[Entries from a dataset]
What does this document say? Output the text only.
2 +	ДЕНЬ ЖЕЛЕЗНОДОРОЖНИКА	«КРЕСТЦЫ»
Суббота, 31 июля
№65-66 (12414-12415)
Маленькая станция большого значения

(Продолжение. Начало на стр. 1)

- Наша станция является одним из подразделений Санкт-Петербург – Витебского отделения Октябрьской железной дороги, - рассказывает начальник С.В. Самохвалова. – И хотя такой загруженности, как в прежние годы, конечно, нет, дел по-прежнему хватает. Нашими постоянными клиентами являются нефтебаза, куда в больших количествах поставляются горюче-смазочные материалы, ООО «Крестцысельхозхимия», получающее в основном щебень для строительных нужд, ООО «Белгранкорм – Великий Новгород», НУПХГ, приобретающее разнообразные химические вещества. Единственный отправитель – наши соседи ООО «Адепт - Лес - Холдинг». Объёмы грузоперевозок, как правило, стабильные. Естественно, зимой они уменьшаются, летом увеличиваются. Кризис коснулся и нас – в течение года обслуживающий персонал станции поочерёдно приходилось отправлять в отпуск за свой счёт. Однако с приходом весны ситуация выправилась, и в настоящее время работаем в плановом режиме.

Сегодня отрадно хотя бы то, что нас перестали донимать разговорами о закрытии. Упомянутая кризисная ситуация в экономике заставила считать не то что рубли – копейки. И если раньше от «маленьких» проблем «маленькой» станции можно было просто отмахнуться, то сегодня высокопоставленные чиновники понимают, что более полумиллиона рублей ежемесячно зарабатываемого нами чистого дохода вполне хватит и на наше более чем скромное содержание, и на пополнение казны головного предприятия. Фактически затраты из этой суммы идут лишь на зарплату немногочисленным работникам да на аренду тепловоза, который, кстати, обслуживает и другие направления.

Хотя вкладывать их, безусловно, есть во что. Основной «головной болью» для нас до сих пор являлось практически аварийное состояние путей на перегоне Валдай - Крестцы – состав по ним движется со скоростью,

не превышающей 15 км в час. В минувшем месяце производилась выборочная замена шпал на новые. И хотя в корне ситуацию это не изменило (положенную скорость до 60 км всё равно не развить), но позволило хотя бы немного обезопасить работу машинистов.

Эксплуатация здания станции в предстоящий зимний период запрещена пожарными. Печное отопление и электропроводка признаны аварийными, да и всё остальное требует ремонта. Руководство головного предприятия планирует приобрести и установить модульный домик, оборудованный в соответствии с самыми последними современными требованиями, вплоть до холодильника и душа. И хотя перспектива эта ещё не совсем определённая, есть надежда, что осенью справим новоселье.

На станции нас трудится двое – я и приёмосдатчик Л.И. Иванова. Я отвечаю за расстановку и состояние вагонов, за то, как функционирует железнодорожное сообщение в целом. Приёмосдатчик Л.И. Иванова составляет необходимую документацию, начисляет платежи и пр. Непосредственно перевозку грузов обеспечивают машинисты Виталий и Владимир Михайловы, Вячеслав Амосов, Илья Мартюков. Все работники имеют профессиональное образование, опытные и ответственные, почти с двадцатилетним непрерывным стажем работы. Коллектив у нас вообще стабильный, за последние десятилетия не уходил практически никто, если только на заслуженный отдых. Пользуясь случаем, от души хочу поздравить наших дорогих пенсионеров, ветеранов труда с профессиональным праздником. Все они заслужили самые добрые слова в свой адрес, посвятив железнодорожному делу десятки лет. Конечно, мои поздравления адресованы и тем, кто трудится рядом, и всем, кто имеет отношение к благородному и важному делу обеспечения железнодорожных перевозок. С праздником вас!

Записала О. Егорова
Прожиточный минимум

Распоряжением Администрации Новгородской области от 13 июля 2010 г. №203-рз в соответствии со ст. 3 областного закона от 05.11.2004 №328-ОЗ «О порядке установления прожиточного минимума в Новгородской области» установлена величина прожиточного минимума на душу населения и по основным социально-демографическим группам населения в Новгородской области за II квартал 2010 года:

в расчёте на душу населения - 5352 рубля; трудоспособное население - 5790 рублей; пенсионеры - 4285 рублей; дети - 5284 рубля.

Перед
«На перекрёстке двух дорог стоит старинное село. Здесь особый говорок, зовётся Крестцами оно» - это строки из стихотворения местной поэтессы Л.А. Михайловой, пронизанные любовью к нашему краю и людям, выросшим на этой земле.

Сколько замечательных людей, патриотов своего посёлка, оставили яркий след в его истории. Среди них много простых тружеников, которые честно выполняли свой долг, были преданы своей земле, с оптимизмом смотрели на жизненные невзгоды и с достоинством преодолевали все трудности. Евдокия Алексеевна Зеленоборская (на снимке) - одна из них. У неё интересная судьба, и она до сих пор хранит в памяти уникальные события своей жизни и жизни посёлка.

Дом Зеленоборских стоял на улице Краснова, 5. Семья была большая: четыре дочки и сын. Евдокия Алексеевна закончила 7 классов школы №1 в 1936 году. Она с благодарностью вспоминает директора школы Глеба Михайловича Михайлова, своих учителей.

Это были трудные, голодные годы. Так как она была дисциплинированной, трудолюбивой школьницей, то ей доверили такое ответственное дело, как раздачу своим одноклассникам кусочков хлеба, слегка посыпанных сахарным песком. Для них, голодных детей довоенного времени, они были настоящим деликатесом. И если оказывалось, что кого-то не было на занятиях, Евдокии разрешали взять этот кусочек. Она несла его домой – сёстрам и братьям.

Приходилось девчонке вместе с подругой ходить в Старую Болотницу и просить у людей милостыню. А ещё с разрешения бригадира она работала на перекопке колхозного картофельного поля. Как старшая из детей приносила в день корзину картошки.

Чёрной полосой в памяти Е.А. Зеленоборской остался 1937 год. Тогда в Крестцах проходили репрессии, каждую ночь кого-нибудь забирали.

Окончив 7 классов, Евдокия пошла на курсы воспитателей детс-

Prompt. From the records above, work out how many lines contain the string "населения". Give only the number.

Output below. 2